* Start Provided data *
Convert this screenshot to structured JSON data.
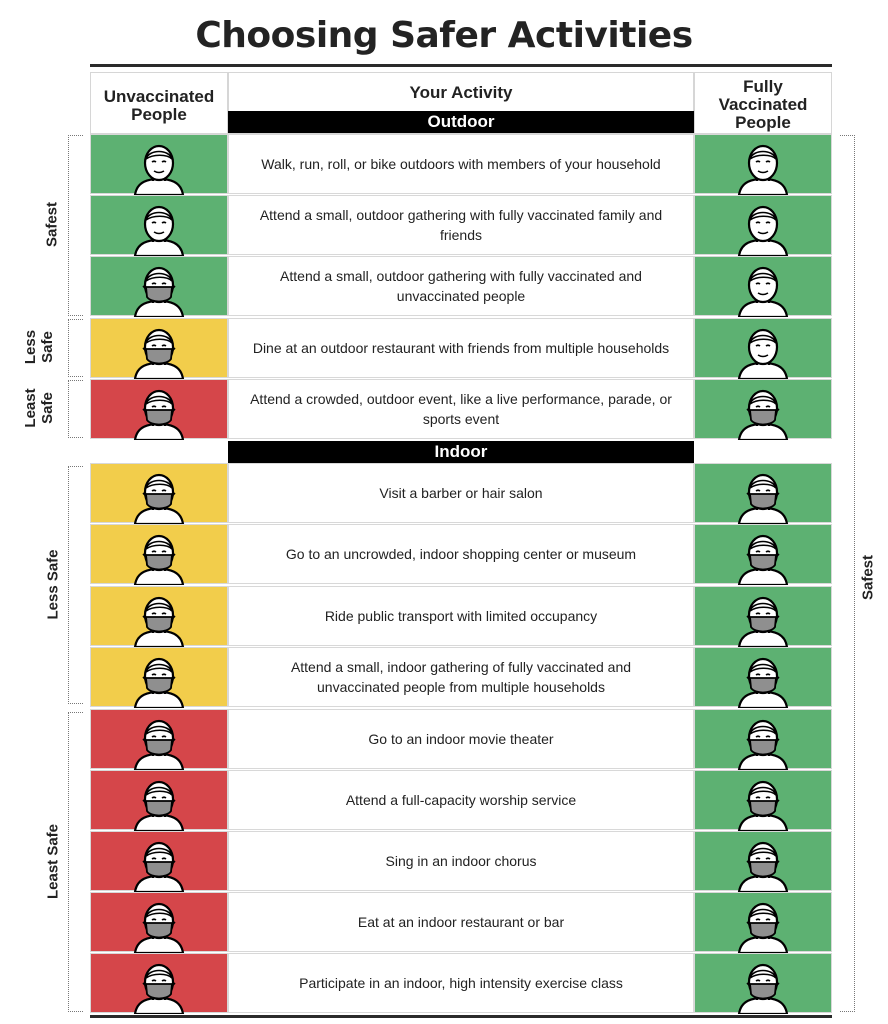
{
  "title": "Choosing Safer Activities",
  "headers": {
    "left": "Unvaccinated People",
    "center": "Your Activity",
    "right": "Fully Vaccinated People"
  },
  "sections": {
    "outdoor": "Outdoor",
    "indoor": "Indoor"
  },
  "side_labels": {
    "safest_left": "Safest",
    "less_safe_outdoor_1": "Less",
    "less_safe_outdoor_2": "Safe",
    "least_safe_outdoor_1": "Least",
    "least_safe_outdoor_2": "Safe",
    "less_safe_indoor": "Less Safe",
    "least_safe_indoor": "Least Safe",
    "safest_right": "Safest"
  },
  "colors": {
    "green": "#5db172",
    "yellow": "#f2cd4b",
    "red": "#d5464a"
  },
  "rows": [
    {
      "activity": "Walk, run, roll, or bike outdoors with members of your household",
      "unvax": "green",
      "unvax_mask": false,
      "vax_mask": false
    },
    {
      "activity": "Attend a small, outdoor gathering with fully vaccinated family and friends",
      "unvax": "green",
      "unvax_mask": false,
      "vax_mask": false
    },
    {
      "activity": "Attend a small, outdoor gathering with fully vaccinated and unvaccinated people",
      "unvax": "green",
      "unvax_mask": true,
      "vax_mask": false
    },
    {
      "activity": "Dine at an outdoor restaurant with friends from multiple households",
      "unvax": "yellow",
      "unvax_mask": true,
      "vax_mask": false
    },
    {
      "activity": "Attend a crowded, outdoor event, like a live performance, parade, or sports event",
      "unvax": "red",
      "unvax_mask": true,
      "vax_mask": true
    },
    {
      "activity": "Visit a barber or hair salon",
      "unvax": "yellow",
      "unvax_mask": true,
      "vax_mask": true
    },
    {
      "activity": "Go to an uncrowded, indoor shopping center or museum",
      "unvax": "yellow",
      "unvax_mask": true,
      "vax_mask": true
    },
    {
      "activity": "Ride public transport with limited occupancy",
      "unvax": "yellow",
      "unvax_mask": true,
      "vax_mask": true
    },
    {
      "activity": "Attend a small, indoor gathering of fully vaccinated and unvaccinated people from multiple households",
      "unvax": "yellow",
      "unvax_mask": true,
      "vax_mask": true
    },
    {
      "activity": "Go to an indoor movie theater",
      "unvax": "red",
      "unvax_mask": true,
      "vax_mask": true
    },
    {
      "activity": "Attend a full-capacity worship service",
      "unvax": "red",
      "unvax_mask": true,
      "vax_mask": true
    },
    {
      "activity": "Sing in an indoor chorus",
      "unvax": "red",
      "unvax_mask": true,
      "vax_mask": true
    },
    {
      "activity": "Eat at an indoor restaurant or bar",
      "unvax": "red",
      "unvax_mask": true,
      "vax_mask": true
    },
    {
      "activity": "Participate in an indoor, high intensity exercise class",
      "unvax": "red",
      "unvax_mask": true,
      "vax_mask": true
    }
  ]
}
* End Provided data *
Copy out all the records exactly, excluding pictures.

▶ **Task solution**:
Convert this screenshot to structured JSON data.
{
  "title": "Choosing Safer Activities",
  "headers": {
    "left": "Unvaccinated People",
    "center": "Your Activity",
    "right": "Fully Vaccinated People"
  },
  "sections": {
    "outdoor": "Outdoor",
    "indoor": "Indoor"
  },
  "side_labels": {
    "safest_left": "Safest",
    "less_safe_outdoor_1": "Less",
    "less_safe_outdoor_2": "Safe",
    "least_safe_outdoor_1": "Least",
    "least_safe_outdoor_2": "Safe",
    "less_safe_indoor": "Less Safe",
    "least_safe_indoor": "Least Safe",
    "safest_right": "Safest"
  },
  "colors": {
    "green": "#5db172",
    "yellow": "#f2cd4b",
    "red": "#d5464a"
  },
  "rows": [
    {
      "activity": "Walk, run, roll, or bike outdoors with members of your household",
      "unvax": "green",
      "unvax_mask": false,
      "vax_mask": false
    },
    {
      "activity": "Attend a small, outdoor gathering with fully vaccinated family and friends",
      "unvax": "green",
      "unvax_mask": false,
      "vax_mask": false
    },
    {
      "activity": "Attend a small, outdoor gathering with fully vaccinated and unvaccinated people",
      "unvax": "green",
      "unvax_mask": true,
      "vax_mask": false
    },
    {
      "activity": "Dine at an outdoor restaurant with friends from multiple households",
      "unvax": "yellow",
      "unvax_mask": true,
      "vax_mask": false
    },
    {
      "activity": "Attend a crowded, outdoor event, like a live performance, parade, or sports event",
      "unvax": "red",
      "unvax_mask": true,
      "vax_mask": true
    },
    {
      "activity": "Visit a barber or hair salon",
      "unvax": "yellow",
      "unvax_mask": true,
      "vax_mask": true
    },
    {
      "activity": "Go to an uncrowded, indoor shopping center or museum",
      "unvax": "yellow",
      "unvax_mask": true,
      "vax_mask": true
    },
    {
      "activity": "Ride public transport with limited occupancy",
      "unvax": "yellow",
      "unvax_mask": true,
      "vax_mask": true
    },
    {
      "activity": "Attend a small, indoor gathering of fully vaccinated and unvaccinated people from multiple households",
      "unvax": "yellow",
      "unvax_mask": true,
      "vax_mask": true
    },
    {
      "activity": "Go to an indoor movie theater",
      "unvax": "red",
      "unvax_mask": true,
      "vax_mask": true
    },
    {
      "activity": "Attend a full-capacity worship service",
      "unvax": "red",
      "unvax_mask": true,
      "vax_mask": true
    },
    {
      "activity": "Sing in an indoor chorus",
      "unvax": "red",
      "unvax_mask": true,
      "vax_mask": true
    },
    {
      "activity": "Eat at an indoor restaurant or bar",
      "unvax": "red",
      "unvax_mask": true,
      "vax_mask": true
    },
    {
      "activity": "Participate in an indoor, high intensity exercise class",
      "unvax": "red",
      "unvax_mask": true,
      "vax_mask": true
    }
  ]
}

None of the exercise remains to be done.